# START OF Information provided
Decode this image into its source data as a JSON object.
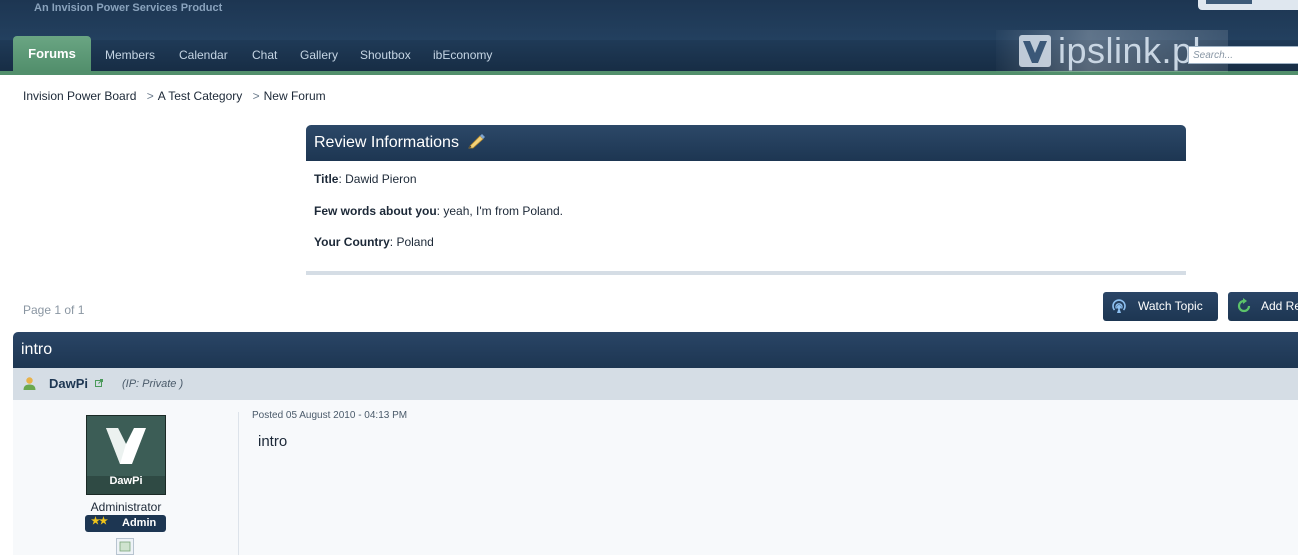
{
  "header": {
    "tagline": "An Invision Power Services Product",
    "logo_text": "ipslink.pl",
    "search_placeholder": "Search..."
  },
  "nav": {
    "tabs": [
      {
        "label": "Forums",
        "active": true
      },
      {
        "label": "Members"
      },
      {
        "label": "Calendar"
      },
      {
        "label": "Chat"
      },
      {
        "label": "Gallery"
      },
      {
        "label": "Shoutbox"
      },
      {
        "label": "ibEconomy"
      }
    ]
  },
  "breadcrumb": {
    "items": [
      "Invision Power Board",
      "A Test Category",
      "New Forum"
    ],
    "separator": ">"
  },
  "review": {
    "title": "Review Informations",
    "fields": [
      {
        "label": "Title",
        "value": ": Dawid Pieron"
      },
      {
        "label": "Few words about you",
        "value": ": yeah, I'm from Poland."
      },
      {
        "label": "Your Country",
        "value": ": Poland"
      }
    ]
  },
  "pagination": {
    "text": "Page 1 of 1"
  },
  "buttons": {
    "watch_topic": "Watch Topic",
    "add_reply": "Add Re"
  },
  "topic": {
    "title": "intro",
    "author": "DawPi",
    "ip": "(IP: Private )",
    "avatar_text": "DawPi",
    "role": "Administrator",
    "rank_stars": "★★",
    "rank": "Admin",
    "posted": "Posted 05 August 2010 - 04:13 PM",
    "body": "intro"
  },
  "colors": {
    "header_dark": "#1d3652",
    "active_tab": "#528f6c",
    "author_bar": "#d5dde5"
  }
}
# END OF Information provided
*Requirement*. Check each line of the records for the word "label" and extract those that contain it.

*Answer for the task*.
        "label": "Forums",
        "label": "Members"
        "label": "Calendar"
        "label": "Chat"
        "label": "Gallery"
        "label": "Shoutbox"
        "label": "ibEconomy"
        "label": "Title",
        "label": "Few words about you",
        "label": "Your Country",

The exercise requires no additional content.